## Written instruction
Write out the rows from the first line through the line containing "milestone-desc-line: PROJEKTU (566, 703, 654, 721)", including both ends, and reproduce each line without any change.
** BEGIN Task input **
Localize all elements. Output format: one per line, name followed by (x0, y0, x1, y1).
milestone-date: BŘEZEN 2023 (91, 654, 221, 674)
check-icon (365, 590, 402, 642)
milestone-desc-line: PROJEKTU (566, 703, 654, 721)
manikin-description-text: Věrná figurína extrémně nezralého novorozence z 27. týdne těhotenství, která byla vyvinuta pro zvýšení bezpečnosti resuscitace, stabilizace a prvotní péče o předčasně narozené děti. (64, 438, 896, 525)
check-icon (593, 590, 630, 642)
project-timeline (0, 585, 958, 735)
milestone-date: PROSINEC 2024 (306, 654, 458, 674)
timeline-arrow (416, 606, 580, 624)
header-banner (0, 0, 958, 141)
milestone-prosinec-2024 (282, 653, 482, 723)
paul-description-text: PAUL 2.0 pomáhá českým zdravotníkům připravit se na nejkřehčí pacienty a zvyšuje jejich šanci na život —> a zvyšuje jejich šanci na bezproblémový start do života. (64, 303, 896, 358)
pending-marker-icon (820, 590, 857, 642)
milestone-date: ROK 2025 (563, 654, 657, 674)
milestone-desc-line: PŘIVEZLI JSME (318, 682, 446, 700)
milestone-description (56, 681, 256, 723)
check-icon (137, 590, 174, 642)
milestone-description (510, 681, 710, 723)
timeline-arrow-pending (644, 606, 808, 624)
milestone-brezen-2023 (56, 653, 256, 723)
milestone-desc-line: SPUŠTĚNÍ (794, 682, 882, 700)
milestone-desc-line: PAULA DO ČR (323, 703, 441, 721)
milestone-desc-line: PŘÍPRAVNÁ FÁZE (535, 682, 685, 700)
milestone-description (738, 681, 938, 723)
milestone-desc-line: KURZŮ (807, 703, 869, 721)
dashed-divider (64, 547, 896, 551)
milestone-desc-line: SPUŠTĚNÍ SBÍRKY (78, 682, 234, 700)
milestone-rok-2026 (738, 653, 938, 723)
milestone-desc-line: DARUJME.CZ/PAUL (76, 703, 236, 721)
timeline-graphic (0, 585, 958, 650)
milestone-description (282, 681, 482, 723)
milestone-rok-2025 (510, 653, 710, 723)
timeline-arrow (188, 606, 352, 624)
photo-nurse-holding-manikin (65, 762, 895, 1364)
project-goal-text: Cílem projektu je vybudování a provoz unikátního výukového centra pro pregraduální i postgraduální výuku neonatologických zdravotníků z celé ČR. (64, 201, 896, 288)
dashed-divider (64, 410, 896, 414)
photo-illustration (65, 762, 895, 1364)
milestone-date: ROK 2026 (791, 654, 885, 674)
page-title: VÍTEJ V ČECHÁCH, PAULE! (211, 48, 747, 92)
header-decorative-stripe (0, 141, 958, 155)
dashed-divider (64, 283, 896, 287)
** END Task input **
## The completed task
Localize all elements. Output format: one per line, name followed by (x0, y0, x1, y1).
milestone-date: BŘEZEN 2023 (91, 654, 221, 674)
check-icon (365, 590, 402, 642)
milestone-desc-line: PROJEKTU (566, 703, 654, 721)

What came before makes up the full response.